== Extracted data entries ==
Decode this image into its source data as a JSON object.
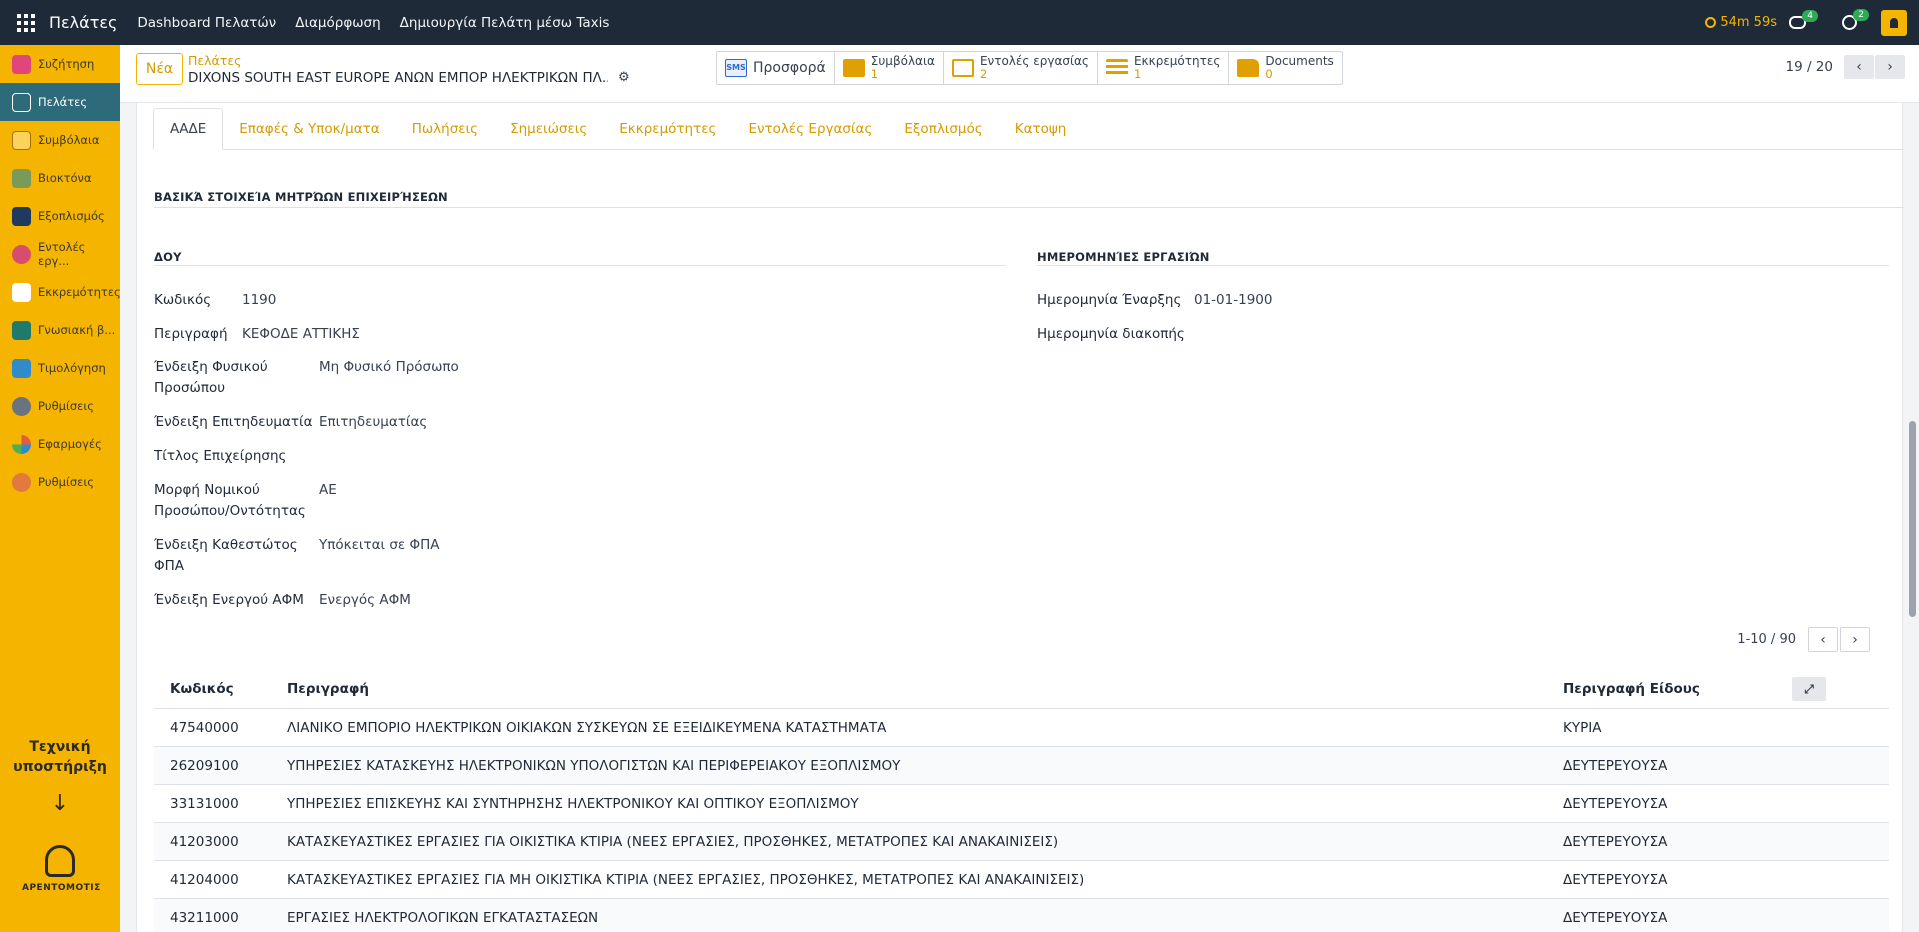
{
  "topbar": {
    "app_title": "Πελάτες",
    "menu": [
      "Dashboard Πελατών",
      "Διαμόρφωση",
      "Δημιουργία Πελάτη μέσω Taxis"
    ],
    "timer": "54m 59s",
    "chat_count": "4",
    "activity_count": "2"
  },
  "sidebar": {
    "items": [
      {
        "label": "Συζήτηση",
        "icon": "chat-icon",
        "color": "#e0457b"
      },
      {
        "label": "Πελάτες",
        "icon": "customers-icon",
        "color": "#2d6a7a"
      },
      {
        "label": "Συμβόλαια",
        "icon": "contracts-icon",
        "color": "#f5b400"
      },
      {
        "label": "Βιοκτόνα",
        "icon": "biocide-icon",
        "color": "#4caf50"
      },
      {
        "label": "Εξοπλισμός",
        "icon": "equipment-icon",
        "color": "#1e3a5f"
      },
      {
        "label": "Εντολές εργ...",
        "icon": "work-orders-icon",
        "color": "#d84d6c"
      },
      {
        "label": "Εκκρεμότητες",
        "icon": "pending-icon",
        "color": "#ffffff"
      },
      {
        "label": "Γνωσιακή β...",
        "icon": "knowledge-icon",
        "color": "#1e7a6a"
      },
      {
        "label": "Τιμολόγηση",
        "icon": "invoicing-icon",
        "color": "#2d8cc9"
      },
      {
        "label": "Ρυθμίσεις",
        "icon": "settings-icon",
        "color": "#6b7280"
      },
      {
        "label": "Εφαρμογές",
        "icon": "apps-icon",
        "color": "#e35d3d"
      },
      {
        "label": "Ρυθμίσεις",
        "icon": "settings-alt-icon",
        "color": "#e07a3d"
      }
    ],
    "support_text": "Τεχνική υποστήριξη",
    "logo_text": "ΑΡΕΝΤΟΜΟΤΙΣ"
  },
  "control": {
    "new_label": "Νέα",
    "breadcrumb_parent": "Πελάτες",
    "breadcrumb_current": "DIXONS SOUTH EAST EUROPE ΑΝΩΝ ΕΜΠΟΡ ΗΛΕΚΤΡΙΚΩΝ ΠΛ...",
    "smart_buttons": [
      {
        "label": "Προσφορά",
        "value": ""
      },
      {
        "label": "Συμβόλαια",
        "value": "1"
      },
      {
        "label": "Εντολές εργασίας",
        "value": "2"
      },
      {
        "label": "Εκκρεμότητες",
        "value": "1"
      },
      {
        "label": "Documents",
        "value": "0"
      }
    ],
    "sms_label": "SMS",
    "pager": "19 / 20"
  },
  "tabs": [
    "ΑΑΔΕ",
    "Επαφές & Υποκ/ματα",
    "Πωλήσεις",
    "Σημειώσεις",
    "Εκκρεμότητες",
    "Εντολές Εργασίας",
    "Εξοπλισμός",
    "Κατοψη"
  ],
  "form": {
    "main_section": "ΒΑΣΙΚΆ ΣΤΟΙΧΕΊΑ ΜΗΤΡΏΩΝ ΕΠΙΧΕΙΡΉΣΕΩΝ",
    "doy_section": "ΔΟΥ",
    "dates_section": "ΗΜΕΡΟΜΗΝΊΕΣ ΕΡΓΑΣΙΏΝ",
    "code_label": "Κωδικός",
    "code_value": "1190",
    "desc_label": "Περιγραφή",
    "desc_value": "ΚΕΦΟΔΕ ΑΤΤΙΚΗΣ",
    "natural_label": "Ένδειξη Φυσικού Προσώπου",
    "natural_value": "Μη Φυσικό Πρόσωπο",
    "business_label": "Ένδειξη Επιτηδευματία",
    "business_value": "Επιτηδευματίας",
    "title_label": "Τίτλος Επιχείρησης",
    "title_value": "",
    "legal_label": "Μορφή Νομικού Προσώπου/Οντότητας",
    "legal_value": "ΑΕ",
    "vat_label": "Ένδειξη Καθεστώτος ΦΠΑ",
    "vat_value": "Υπόκειται σε ΦΠΑ",
    "active_label": "Ένδειξη Ενεργού ΑΦΜ",
    "active_value": "Ενεργός ΑΦΜ",
    "start_label": "Ημερομηνία Έναρξης",
    "start_value": "01-01-1900",
    "stop_label": "Ημερομηνία διακοπής",
    "stop_value": ""
  },
  "table": {
    "pager": "1-10 / 90",
    "headers": [
      "Κωδικός",
      "Περιγραφή",
      "Περιγραφή Είδους"
    ],
    "rows": [
      [
        "47540000",
        "ΛΙΑΝΙΚΟ ΕΜΠΟΡΙΟ ΗΛΕΚΤΡΙΚΩΝ ΟΙΚΙΑΚΩΝ ΣΥΣΚΕΥΩΝ ΣΕ ΕΞΕΙΔΙΚΕΥΜΕΝΑ ΚΑΤΑΣΤΗΜΑΤΑ",
        "ΚΥΡΙΑ"
      ],
      [
        "26209100",
        "ΥΠΗΡΕΣΙΕΣ ΚΑΤΑΣΚΕΥΗΣ ΗΛΕΚΤΡΟΝΙΚΩΝ ΥΠΟΛΟΓΙΣΤΩΝ ΚΑΙ ΠΕΡΙΦΕΡΕΙΑΚΟΥ ΕΞΟΠΛΙΣΜΟΥ",
        "ΔΕΥΤΕΡΕΥΟΥΣΑ"
      ],
      [
        "33131000",
        "ΥΠΗΡΕΣΙΕΣ ΕΠΙΣΚΕΥΗΣ ΚΑΙ ΣΥΝΤΗΡΗΣΗΣ ΗΛΕΚΤΡΟΝΙΚΟΥ ΚΑΙ ΟΠΤΙΚΟΥ ΕΞΟΠΛΙΣΜΟΥ",
        "ΔΕΥΤΕΡΕΥΟΥΣΑ"
      ],
      [
        "41203000",
        "ΚΑΤΑΣΚΕΥΑΣΤΙΚΕΣ ΕΡΓΑΣΙΕΣ ΓΙΑ ΟΙΚΙΣΤΙΚΑ ΚΤΙΡΙΑ (ΝΕΕΣ ΕΡΓΑΣΙΕΣ, ΠΡΟΣΘΗΚΕΣ, ΜΕΤΑΤΡΟΠΕΣ ΚΑΙ ΑΝΑΚΑΙΝΙΣΕΙΣ)",
        "ΔΕΥΤΕΡΕΥΟΥΣΑ"
      ],
      [
        "41204000",
        "ΚΑΤΑΣΚΕΥΑΣΤΙΚΕΣ ΕΡΓΑΣΙΕΣ ΓΙΑ ΜΗ ΟΙΚΙΣΤΙΚΑ ΚΤΙΡΙΑ (ΝΕΕΣ ΕΡΓΑΣΙΕΣ, ΠΡΟΣΘΗΚΕΣ, ΜΕΤΑΤΡΟΠΕΣ ΚΑΙ ΑΝΑΚΑΙΝΙΣΕΙΣ)",
        "ΔΕΥΤΕΡΕΥΟΥΣΑ"
      ],
      [
        "43211000",
        "ΕΡΓΑΣΙΕΣ ΗΛΕΚΤΡΟΛΟΓΙΚΩΝ ΕΓΚΑΤΑΣΤΑΣΕΩΝ",
        "ΔΕΥΤΕΡΕΥΟΥΣΑ"
      ]
    ]
  }
}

== Task instructions ==
Output the full set of records above without changing a word, and drop the images.

== Response for this exercise ==
Decode this image into its source data as a JSON object.
{
  "topbar": {
    "app_title": "Πελάτες",
    "menu": [
      "Dashboard Πελατών",
      "Διαμόρφωση",
      "Δημιουργία Πελάτη μέσω Taxis"
    ],
    "timer": "54m 59s",
    "chat_count": "4",
    "activity_count": "2"
  },
  "sidebar": {
    "items": [
      {
        "label": "Συζήτηση",
        "icon": "chat-icon",
        "color": "#e0457b"
      },
      {
        "label": "Πελάτες",
        "icon": "customers-icon",
        "color": "#2d6a7a"
      },
      {
        "label": "Συμβόλαια",
        "icon": "contracts-icon",
        "color": "#f5b400"
      },
      {
        "label": "Βιοκτόνα",
        "icon": "biocide-icon",
        "color": "#4caf50"
      },
      {
        "label": "Εξοπλισμός",
        "icon": "equipment-icon",
        "color": "#1e3a5f"
      },
      {
        "label": "Εντολές εργ...",
        "icon": "work-orders-icon",
        "color": "#d84d6c"
      },
      {
        "label": "Εκκρεμότητες",
        "icon": "pending-icon",
        "color": "#ffffff"
      },
      {
        "label": "Γνωσιακή β...",
        "icon": "knowledge-icon",
        "color": "#1e7a6a"
      },
      {
        "label": "Τιμολόγηση",
        "icon": "invoicing-icon",
        "color": "#2d8cc9"
      },
      {
        "label": "Ρυθμίσεις",
        "icon": "settings-icon",
        "color": "#6b7280"
      },
      {
        "label": "Εφαρμογές",
        "icon": "apps-icon",
        "color": "#e35d3d"
      },
      {
        "label": "Ρυθμίσεις",
        "icon": "settings-alt-icon",
        "color": "#e07a3d"
      }
    ],
    "support_text": "Τεχνική υποστήριξη",
    "logo_text": "ΑΡΕΝΤΟΜΟΤΙΣ"
  },
  "control": {
    "new_label": "Νέα",
    "breadcrumb_parent": "Πελάτες",
    "breadcrumb_current": "DIXONS SOUTH EAST EUROPE ΑΝΩΝ ΕΜΠΟΡ ΗΛΕΚΤΡΙΚΩΝ ΠΛ...",
    "smart_buttons": [
      {
        "label": "Προσφορά",
        "value": ""
      },
      {
        "label": "Συμβόλαια",
        "value": "1"
      },
      {
        "label": "Εντολές εργασίας",
        "value": "2"
      },
      {
        "label": "Εκκρεμότητες",
        "value": "1"
      },
      {
        "label": "Documents",
        "value": "0"
      }
    ],
    "sms_label": "SMS",
    "pager": "19 / 20"
  },
  "tabs": [
    "ΑΑΔΕ",
    "Επαφές & Υποκ/ματα",
    "Πωλήσεις",
    "Σημειώσεις",
    "Εκκρεμότητες",
    "Εντολές Εργασίας",
    "Εξοπλισμός",
    "Κατοψη"
  ],
  "form": {
    "main_section": "ΒΑΣΙΚΆ ΣΤΟΙΧΕΊΑ ΜΗΤΡΏΩΝ ΕΠΙΧΕΙΡΉΣΕΩΝ",
    "doy_section": "ΔΟΥ",
    "dates_section": "ΗΜΕΡΟΜΗΝΊΕΣ ΕΡΓΑΣΙΏΝ",
    "code_label": "Κωδικός",
    "code_value": "1190",
    "desc_label": "Περιγραφή",
    "desc_value": "ΚΕΦΟΔΕ ΑΤΤΙΚΗΣ",
    "natural_label": "Ένδειξη Φυσικού Προσώπου",
    "natural_value": "Μη Φυσικό Πρόσωπο",
    "business_label": "Ένδειξη Επιτηδευματία",
    "business_value": "Επιτηδευματίας",
    "title_label": "Τίτλος Επιχείρησης",
    "title_value": "",
    "legal_label": "Μορφή Νομικού Προσώπου/Οντότητας",
    "legal_value": "ΑΕ",
    "vat_label": "Ένδειξη Καθεστώτος ΦΠΑ",
    "vat_value": "Υπόκειται σε ΦΠΑ",
    "active_label": "Ένδειξη Ενεργού ΑΦΜ",
    "active_value": "Ενεργός ΑΦΜ",
    "start_label": "Ημερομηνία Έναρξης",
    "start_value": "01-01-1900",
    "stop_label": "Ημερομηνία διακοπής",
    "stop_value": ""
  },
  "table": {
    "pager": "1-10 / 90",
    "headers": [
      "Κωδικός",
      "Περιγραφή",
      "Περιγραφή Είδους"
    ],
    "rows": [
      [
        "47540000",
        "ΛΙΑΝΙΚΟ ΕΜΠΟΡΙΟ ΗΛΕΚΤΡΙΚΩΝ ΟΙΚΙΑΚΩΝ ΣΥΣΚΕΥΩΝ ΣΕ ΕΞΕΙΔΙΚΕΥΜΕΝΑ ΚΑΤΑΣΤΗΜΑΤΑ",
        "ΚΥΡΙΑ"
      ],
      [
        "26209100",
        "ΥΠΗΡΕΣΙΕΣ ΚΑΤΑΣΚΕΥΗΣ ΗΛΕΚΤΡΟΝΙΚΩΝ ΥΠΟΛΟΓΙΣΤΩΝ ΚΑΙ ΠΕΡΙΦΕΡΕΙΑΚΟΥ ΕΞΟΠΛΙΣΜΟΥ",
        "ΔΕΥΤΕΡΕΥΟΥΣΑ"
      ],
      [
        "33131000",
        "ΥΠΗΡΕΣΙΕΣ ΕΠΙΣΚΕΥΗΣ ΚΑΙ ΣΥΝΤΗΡΗΣΗΣ ΗΛΕΚΤΡΟΝΙΚΟΥ ΚΑΙ ΟΠΤΙΚΟΥ ΕΞΟΠΛΙΣΜΟΥ",
        "ΔΕΥΤΕΡΕΥΟΥΣΑ"
      ],
      [
        "41203000",
        "ΚΑΤΑΣΚΕΥΑΣΤΙΚΕΣ ΕΡΓΑΣΙΕΣ ΓΙΑ ΟΙΚΙΣΤΙΚΑ ΚΤΙΡΙΑ (ΝΕΕΣ ΕΡΓΑΣΙΕΣ, ΠΡΟΣΘΗΚΕΣ, ΜΕΤΑΤΡΟΠΕΣ ΚΑΙ ΑΝΑΚΑΙΝΙΣΕΙΣ)",
        "ΔΕΥΤΕΡΕΥΟΥΣΑ"
      ],
      [
        "41204000",
        "ΚΑΤΑΣΚΕΥΑΣΤΙΚΕΣ ΕΡΓΑΣΙΕΣ ΓΙΑ ΜΗ ΟΙΚΙΣΤΙΚΑ ΚΤΙΡΙΑ (ΝΕΕΣ ΕΡΓΑΣΙΕΣ, ΠΡΟΣΘΗΚΕΣ, ΜΕΤΑΤΡΟΠΕΣ ΚΑΙ ΑΝΑΚΑΙΝΙΣΕΙΣ)",
        "ΔΕΥΤΕΡΕΥΟΥΣΑ"
      ],
      [
        "43211000",
        "ΕΡΓΑΣΙΕΣ ΗΛΕΚΤΡΟΛΟΓΙΚΩΝ ΕΓΚΑΤΑΣΤΑΣΕΩΝ",
        "ΔΕΥΤΕΡΕΥΟΥΣΑ"
      ]
    ]
  }
}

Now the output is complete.